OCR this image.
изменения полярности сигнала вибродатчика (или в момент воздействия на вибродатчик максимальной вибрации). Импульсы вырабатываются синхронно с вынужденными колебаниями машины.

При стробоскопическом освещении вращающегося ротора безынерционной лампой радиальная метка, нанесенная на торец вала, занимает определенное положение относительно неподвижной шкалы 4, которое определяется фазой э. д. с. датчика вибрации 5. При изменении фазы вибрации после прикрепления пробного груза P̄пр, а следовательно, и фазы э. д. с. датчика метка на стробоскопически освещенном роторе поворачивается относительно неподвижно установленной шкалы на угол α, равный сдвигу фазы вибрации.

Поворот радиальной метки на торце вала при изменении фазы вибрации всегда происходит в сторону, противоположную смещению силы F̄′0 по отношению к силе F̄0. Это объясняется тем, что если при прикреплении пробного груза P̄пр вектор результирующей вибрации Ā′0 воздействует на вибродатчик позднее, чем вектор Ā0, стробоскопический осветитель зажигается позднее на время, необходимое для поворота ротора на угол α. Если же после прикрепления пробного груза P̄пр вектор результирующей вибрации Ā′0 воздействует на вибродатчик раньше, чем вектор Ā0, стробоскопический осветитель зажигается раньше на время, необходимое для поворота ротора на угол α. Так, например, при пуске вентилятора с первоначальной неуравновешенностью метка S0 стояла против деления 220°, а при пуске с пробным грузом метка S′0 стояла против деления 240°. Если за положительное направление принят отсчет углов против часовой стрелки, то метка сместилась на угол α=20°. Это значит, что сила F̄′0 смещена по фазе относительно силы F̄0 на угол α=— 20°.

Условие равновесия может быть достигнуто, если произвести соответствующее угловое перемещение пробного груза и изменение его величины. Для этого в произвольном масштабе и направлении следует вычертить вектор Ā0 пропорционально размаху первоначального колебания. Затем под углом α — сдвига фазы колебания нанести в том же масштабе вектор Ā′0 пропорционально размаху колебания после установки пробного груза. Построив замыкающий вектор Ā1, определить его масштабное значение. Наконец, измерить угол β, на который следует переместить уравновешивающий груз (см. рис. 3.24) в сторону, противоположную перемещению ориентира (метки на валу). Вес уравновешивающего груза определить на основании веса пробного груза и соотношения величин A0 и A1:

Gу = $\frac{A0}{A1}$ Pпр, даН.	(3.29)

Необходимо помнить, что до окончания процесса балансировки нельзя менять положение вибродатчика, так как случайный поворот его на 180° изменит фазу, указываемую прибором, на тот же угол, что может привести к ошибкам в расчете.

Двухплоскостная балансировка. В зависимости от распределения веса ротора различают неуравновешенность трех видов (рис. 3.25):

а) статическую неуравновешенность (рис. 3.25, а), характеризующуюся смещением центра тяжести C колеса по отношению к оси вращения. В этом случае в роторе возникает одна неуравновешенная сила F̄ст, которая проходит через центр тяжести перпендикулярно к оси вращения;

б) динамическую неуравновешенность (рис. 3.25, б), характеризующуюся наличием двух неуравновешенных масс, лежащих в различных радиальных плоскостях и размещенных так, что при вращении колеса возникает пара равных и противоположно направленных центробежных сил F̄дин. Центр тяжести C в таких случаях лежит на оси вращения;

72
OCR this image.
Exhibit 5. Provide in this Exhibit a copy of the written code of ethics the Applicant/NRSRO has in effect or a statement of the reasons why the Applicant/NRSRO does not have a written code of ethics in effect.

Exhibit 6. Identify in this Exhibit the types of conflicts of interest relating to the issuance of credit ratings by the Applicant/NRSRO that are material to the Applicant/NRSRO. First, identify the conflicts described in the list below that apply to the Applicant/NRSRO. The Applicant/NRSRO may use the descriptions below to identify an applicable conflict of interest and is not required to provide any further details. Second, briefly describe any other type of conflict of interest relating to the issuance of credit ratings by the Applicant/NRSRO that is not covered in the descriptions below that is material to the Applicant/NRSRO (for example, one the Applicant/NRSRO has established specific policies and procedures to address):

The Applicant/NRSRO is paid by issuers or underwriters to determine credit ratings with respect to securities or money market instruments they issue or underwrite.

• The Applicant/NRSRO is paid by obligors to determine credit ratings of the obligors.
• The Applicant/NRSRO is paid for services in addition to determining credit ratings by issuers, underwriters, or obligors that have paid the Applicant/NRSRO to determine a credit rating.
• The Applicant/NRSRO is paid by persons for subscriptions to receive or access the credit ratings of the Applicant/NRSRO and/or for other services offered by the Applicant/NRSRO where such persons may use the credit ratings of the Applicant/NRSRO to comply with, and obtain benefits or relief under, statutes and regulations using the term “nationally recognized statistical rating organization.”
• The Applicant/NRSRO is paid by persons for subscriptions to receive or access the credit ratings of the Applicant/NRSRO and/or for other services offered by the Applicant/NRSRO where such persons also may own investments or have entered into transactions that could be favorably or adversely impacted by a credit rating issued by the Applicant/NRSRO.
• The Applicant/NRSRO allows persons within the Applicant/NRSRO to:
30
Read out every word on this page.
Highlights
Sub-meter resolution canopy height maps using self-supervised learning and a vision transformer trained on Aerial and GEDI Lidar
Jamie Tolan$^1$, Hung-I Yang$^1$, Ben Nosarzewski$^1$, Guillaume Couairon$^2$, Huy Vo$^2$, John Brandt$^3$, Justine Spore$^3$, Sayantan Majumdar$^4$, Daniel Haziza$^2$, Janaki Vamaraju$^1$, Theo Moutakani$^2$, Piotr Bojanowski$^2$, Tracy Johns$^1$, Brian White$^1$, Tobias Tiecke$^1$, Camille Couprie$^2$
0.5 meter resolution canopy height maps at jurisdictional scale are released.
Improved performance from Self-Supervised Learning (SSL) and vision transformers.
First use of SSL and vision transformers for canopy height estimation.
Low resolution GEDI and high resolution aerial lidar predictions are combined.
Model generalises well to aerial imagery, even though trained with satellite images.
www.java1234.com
▬▬▬▬▬▬
▶ Task to complete:
Give the count of lines holding the word "canopy", with no other words.

▶ Complete response:
3